(Dataset entries)
** Start **

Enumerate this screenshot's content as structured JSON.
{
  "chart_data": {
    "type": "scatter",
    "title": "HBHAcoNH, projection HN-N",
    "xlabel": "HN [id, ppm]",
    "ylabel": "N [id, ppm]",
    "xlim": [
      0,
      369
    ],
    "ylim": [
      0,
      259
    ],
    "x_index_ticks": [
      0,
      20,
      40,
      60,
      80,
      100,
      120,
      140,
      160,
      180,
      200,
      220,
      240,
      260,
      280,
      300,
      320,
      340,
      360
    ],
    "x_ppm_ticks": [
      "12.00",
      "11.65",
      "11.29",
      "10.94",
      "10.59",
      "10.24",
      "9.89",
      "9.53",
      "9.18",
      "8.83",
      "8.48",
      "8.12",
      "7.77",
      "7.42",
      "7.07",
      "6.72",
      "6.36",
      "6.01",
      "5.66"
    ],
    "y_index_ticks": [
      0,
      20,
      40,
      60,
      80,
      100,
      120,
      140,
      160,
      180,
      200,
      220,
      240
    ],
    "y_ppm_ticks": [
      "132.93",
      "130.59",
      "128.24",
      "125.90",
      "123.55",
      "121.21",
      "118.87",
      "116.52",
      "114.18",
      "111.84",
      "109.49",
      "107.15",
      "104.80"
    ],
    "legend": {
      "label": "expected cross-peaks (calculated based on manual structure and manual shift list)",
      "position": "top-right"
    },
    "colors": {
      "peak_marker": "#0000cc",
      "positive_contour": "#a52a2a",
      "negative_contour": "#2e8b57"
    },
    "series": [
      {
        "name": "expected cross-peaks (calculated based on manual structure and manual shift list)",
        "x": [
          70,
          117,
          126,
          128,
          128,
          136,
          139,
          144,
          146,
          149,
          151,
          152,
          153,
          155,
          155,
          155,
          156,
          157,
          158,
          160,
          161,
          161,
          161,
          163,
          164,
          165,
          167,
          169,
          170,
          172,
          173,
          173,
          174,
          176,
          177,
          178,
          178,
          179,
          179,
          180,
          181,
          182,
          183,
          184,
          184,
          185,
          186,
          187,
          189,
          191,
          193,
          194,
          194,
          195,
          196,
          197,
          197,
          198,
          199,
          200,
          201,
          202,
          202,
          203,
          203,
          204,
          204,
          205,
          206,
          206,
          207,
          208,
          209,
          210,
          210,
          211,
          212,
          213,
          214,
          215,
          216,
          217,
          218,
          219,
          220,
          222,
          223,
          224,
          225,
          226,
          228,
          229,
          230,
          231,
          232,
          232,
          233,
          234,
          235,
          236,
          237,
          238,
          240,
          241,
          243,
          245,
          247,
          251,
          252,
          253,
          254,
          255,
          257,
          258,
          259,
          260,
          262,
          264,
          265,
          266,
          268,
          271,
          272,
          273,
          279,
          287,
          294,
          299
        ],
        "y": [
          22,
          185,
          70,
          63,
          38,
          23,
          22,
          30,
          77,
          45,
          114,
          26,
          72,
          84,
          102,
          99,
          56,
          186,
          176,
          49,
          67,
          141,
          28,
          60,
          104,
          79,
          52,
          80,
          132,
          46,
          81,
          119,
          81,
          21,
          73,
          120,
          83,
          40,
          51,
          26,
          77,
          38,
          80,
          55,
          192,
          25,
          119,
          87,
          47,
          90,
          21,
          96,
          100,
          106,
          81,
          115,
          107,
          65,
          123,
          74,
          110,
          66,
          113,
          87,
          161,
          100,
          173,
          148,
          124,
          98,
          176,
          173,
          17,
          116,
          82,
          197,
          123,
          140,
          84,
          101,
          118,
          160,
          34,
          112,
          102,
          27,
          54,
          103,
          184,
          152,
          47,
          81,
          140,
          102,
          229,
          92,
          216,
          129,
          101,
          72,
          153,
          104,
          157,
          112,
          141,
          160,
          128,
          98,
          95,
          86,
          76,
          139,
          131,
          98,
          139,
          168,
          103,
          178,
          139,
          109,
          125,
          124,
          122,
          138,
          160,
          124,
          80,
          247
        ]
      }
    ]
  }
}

** End **

▸ PROBLEM TO WORK ON
Output an exact copy of each record.

▸ TASK ANSWER
Enumerate this screenshot's content as structured JSON.
{
  "chart_data": {
    "type": "scatter",
    "title": "HBHAcoNH, projection HN-N",
    "xlabel": "HN [id, ppm]",
    "ylabel": "N [id, ppm]",
    "xlim": [
      0,
      369
    ],
    "ylim": [
      0,
      259
    ],
    "x_index_ticks": [
      0,
      20,
      40,
      60,
      80,
      100,
      120,
      140,
      160,
      180,
      200,
      220,
      240,
      260,
      280,
      300,
      320,
      340,
      360
    ],
    "x_ppm_ticks": [
      "12.00",
      "11.65",
      "11.29",
      "10.94",
      "10.59",
      "10.24",
      "9.89",
      "9.53",
      "9.18",
      "8.83",
      "8.48",
      "8.12",
      "7.77",
      "7.42",
      "7.07",
      "6.72",
      "6.36",
      "6.01",
      "5.66"
    ],
    "y_index_ticks": [
      0,
      20,
      40,
      60,
      80,
      100,
      120,
      140,
      160,
      180,
      200,
      220,
      240
    ],
    "y_ppm_ticks": [
      "132.93",
      "130.59",
      "128.24",
      "125.90",
      "123.55",
      "121.21",
      "118.87",
      "116.52",
      "114.18",
      "111.84",
      "109.49",
      "107.15",
      "104.80"
    ],
    "legend": {
      "label": "expected cross-peaks (calculated based on manual structure and manual shift list)",
      "position": "top-right"
    },
    "colors": {
      "peak_marker": "#0000cc",
      "positive_contour": "#a52a2a",
      "negative_contour": "#2e8b57"
    },
    "series": [
      {
        "name": "expected cross-peaks (calculated based on manual structure and manual shift list)",
        "x": [
          70,
          117,
          126,
          128,
          128,
          136,
          139,
          144,
          146,
          149,
          151,
          152,
          153,
          155,
          155,
          155,
          156,
          157,
          158,
          160,
          161,
          161,
          161,
          163,
          164,
          165,
          167,
          169,
          170,
          172,
          173,
          173,
          174,
          176,
          177,
          178,
          178,
          179,
          179,
          180,
          181,
          182,
          183,
          184,
          184,
          185,
          186,
          187,
          189,
          191,
          193,
          194,
          194,
          195,
          196,
          197,
          197,
          198,
          199,
          200,
          201,
          202,
          202,
          203,
          203,
          204,
          204,
          205,
          206,
          206,
          207,
          208,
          209,
          210,
          210,
          211,
          212,
          213,
          214,
          215,
          216,
          217,
          218,
          219,
          220,
          222,
          223,
          224,
          225,
          226,
          228,
          229,
          230,
          231,
          232,
          232,
          233,
          234,
          235,
          236,
          237,
          238,
          240,
          241,
          243,
          245,
          247,
          251,
          252,
          253,
          254,
          255,
          257,
          258,
          259,
          260,
          262,
          264,
          265,
          266,
          268,
          271,
          272,
          273,
          279,
          287,
          294,
          299
        ],
        "y": [
          22,
          185,
          70,
          63,
          38,
          23,
          22,
          30,
          77,
          45,
          114,
          26,
          72,
          84,
          102,
          99,
          56,
          186,
          176,
          49,
          67,
          141,
          28,
          60,
          104,
          79,
          52,
          80,
          132,
          46,
          81,
          119,
          81,
          21,
          73,
          120,
          83,
          40,
          51,
          26,
          77,
          38,
          80,
          55,
          192,
          25,
          119,
          87,
          47,
          90,
          21,
          96,
          100,
          106,
          81,
          115,
          107,
          65,
          123,
          74,
          110,
          66,
          113,
          87,
          161,
          100,
          173,
          148,
          124,
          98,
          176,
          173,
          17,
          116,
          82,
          197,
          123,
          140,
          84,
          101,
          118,
          160,
          34,
          112,
          102,
          27,
          54,
          103,
          184,
          152,
          47,
          81,
          140,
          102,
          229,
          92,
          216,
          129,
          101,
          72,
          153,
          104,
          157,
          112,
          141,
          160,
          128,
          98,
          95,
          86,
          76,
          139,
          131,
          98,
          139,
          168,
          103,
          178,
          139,
          109,
          125,
          124,
          122,
          138,
          160,
          124,
          80,
          247
        ]
      }
    ]
  }
}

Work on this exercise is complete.